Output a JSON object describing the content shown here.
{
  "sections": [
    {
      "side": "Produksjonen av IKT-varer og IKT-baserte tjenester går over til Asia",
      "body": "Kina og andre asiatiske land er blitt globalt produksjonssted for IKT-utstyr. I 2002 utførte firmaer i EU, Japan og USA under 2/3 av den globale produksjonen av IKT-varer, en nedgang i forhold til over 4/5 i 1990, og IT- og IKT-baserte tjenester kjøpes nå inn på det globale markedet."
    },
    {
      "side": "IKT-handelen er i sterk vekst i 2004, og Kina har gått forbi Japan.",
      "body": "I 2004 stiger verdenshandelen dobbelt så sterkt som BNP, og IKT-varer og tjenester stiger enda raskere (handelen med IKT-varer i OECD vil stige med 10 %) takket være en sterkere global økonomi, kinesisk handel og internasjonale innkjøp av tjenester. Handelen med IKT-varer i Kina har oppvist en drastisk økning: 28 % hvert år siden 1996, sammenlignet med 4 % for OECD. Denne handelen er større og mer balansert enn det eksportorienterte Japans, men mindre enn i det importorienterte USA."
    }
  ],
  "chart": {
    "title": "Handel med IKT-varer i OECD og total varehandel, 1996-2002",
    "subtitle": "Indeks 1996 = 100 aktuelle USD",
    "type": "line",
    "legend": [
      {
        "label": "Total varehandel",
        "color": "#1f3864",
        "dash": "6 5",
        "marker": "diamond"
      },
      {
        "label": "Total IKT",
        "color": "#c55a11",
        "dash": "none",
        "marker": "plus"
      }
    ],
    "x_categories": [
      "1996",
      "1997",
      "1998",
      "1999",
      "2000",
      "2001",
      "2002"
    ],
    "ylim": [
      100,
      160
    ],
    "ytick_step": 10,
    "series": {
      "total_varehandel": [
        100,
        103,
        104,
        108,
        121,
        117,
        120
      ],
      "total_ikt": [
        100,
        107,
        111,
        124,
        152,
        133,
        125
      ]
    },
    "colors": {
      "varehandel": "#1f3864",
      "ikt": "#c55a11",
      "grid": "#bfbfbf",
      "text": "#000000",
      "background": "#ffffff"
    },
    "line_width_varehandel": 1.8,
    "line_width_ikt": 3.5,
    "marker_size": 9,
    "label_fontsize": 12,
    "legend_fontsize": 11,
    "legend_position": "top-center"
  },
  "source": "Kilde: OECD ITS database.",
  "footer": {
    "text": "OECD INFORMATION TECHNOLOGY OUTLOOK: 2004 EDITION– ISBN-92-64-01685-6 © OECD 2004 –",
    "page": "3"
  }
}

WHAT NEEDS TO BE DONE: Reproduce the records above exactly.

RESPONSE TO THE TASK:
Output a JSON object describing the content shown here.
{
  "sections": [
    {
      "side": "Produksjonen av IKT-varer og IKT-baserte tjenester går over til Asia",
      "body": "Kina og andre asiatiske land er blitt globalt produksjonssted for IKT-utstyr. I 2002 utførte firmaer i EU, Japan og USA under 2/3 av den globale produksjonen av IKT-varer, en nedgang i forhold til over 4/5 i 1990, og IT- og IKT-baserte tjenester kjøpes nå inn på det globale markedet."
    },
    {
      "side": "IKT-handelen er i sterk vekst i 2004, og Kina har gått forbi Japan.",
      "body": "I 2004 stiger verdenshandelen dobbelt så sterkt som BNP, og IKT-varer og tjenester stiger enda raskere (handelen med IKT-varer i OECD vil stige med 10 %) takket være en sterkere global økonomi, kinesisk handel og internasjonale innkjøp av tjenester. Handelen med IKT-varer i Kina har oppvist en drastisk økning: 28 % hvert år siden 1996, sammenlignet med 4 % for OECD. Denne handelen er større og mer balansert enn det eksportorienterte Japans, men mindre enn i det importorienterte USA."
    }
  ],
  "chart": {
    "title": "Handel med IKT-varer i OECD og total varehandel, 1996-2002",
    "subtitle": "Indeks 1996 = 100 aktuelle USD",
    "type": "line",
    "legend": [
      {
        "label": "Total varehandel",
        "color": "#1f3864",
        "dash": "6 5",
        "marker": "diamond"
      },
      {
        "label": "Total IKT",
        "color": "#c55a11",
        "dash": "none",
        "marker": "plus"
      }
    ],
    "x_categories": [
      "1996",
      "1997",
      "1998",
      "1999",
      "2000",
      "2001",
      "2002"
    ],
    "ylim": [
      100,
      160
    ],
    "ytick_step": 10,
    "series": {
      "total_varehandel": [
        100,
        103,
        104,
        108,
        121,
        117,
        120
      ],
      "total_ikt": [
        100,
        107,
        111,
        124,
        152,
        133,
        125
      ]
    },
    "colors": {
      "varehandel": "#1f3864",
      "ikt": "#c55a11",
      "grid": "#bfbfbf",
      "text": "#000000",
      "background": "#ffffff"
    },
    "line_width_varehandel": 1.8,
    "line_width_ikt": 3.5,
    "marker_size": 9,
    "label_fontsize": 12,
    "legend_fontsize": 11,
    "legend_position": "top-center"
  },
  "source": "Kilde: OECD ITS database.",
  "footer": {
    "text": "OECD INFORMATION TECHNOLOGY OUTLOOK: 2004 EDITION– ISBN-92-64-01685-6 © OECD 2004 –",
    "page": "3"
  }
}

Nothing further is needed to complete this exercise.